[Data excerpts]
>> start
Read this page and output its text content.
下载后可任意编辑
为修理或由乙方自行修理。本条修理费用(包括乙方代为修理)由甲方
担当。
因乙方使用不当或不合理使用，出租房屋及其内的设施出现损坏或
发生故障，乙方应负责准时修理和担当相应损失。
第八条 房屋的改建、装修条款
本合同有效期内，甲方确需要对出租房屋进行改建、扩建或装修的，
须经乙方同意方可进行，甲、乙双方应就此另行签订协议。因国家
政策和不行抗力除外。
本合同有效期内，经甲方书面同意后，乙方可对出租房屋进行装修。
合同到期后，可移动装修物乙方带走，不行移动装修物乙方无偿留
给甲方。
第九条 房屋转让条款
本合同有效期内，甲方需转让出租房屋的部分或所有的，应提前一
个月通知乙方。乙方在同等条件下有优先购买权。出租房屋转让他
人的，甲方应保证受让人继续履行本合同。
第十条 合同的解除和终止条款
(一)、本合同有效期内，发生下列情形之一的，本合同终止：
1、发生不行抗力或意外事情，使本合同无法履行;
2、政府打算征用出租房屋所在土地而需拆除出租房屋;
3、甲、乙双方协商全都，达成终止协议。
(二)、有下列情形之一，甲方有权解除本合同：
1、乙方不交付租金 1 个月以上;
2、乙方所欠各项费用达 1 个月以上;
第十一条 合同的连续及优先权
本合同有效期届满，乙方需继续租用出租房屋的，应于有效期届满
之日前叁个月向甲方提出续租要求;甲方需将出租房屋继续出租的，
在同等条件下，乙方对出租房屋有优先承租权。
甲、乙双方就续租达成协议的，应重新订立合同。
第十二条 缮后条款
>> end
WHAT IS NEEDED:
Every record above should be copied exactly.

CORRECT RESULT:
Read this page and output its text content.
下载后可任意编辑
为修理或由乙方自行修理。本条修理费用(包括乙方代为修理)由甲方
担当。
因乙方使用不当或不合理使用，出租房屋及其内的设施出现损坏或
发生故障，乙方应负责准时修理和担当相应损失。
第八条 房屋的改建、装修条款
本合同有效期内，甲方确需要对出租房屋进行改建、扩建或装修的，
须经乙方同意方可进行，甲、乙双方应就此另行签订协议。因国家
政策和不行抗力除外。
本合同有效期内，经甲方书面同意后，乙方可对出租房屋进行装修。
合同到期后，可移动装修物乙方带走，不行移动装修物乙方无偿留
给甲方。
第九条 房屋转让条款
本合同有效期内，甲方需转让出租房屋的部分或所有的，应提前一
个月通知乙方。乙方在同等条件下有优先购买权。出租房屋转让他
人的，甲方应保证受让人继续履行本合同。
第十条 合同的解除和终止条款
(一)、本合同有效期内，发生下列情形之一的，本合同终止：
1、发生不行抗力或意外事情，使本合同无法履行;
2、政府打算征用出租房屋所在土地而需拆除出租房屋;
3、甲、乙双方协商全都，达成终止协议。
(二)、有下列情形之一，甲方有权解除本合同：
1、乙方不交付租金 1 个月以上;
2、乙方所欠各项费用达 1 个月以上;
第十一条 合同的连续及优先权
本合同有效期届满，乙方需继续租用出租房屋的，应于有效期届满
之日前叁个月向甲方提出续租要求;甲方需将出租房屋继续出租的，
在同等条件下，乙方对出租房屋有优先承租权。
甲、乙双方就续租达成协议的，应重新订立合同。
第十二条 缮后条款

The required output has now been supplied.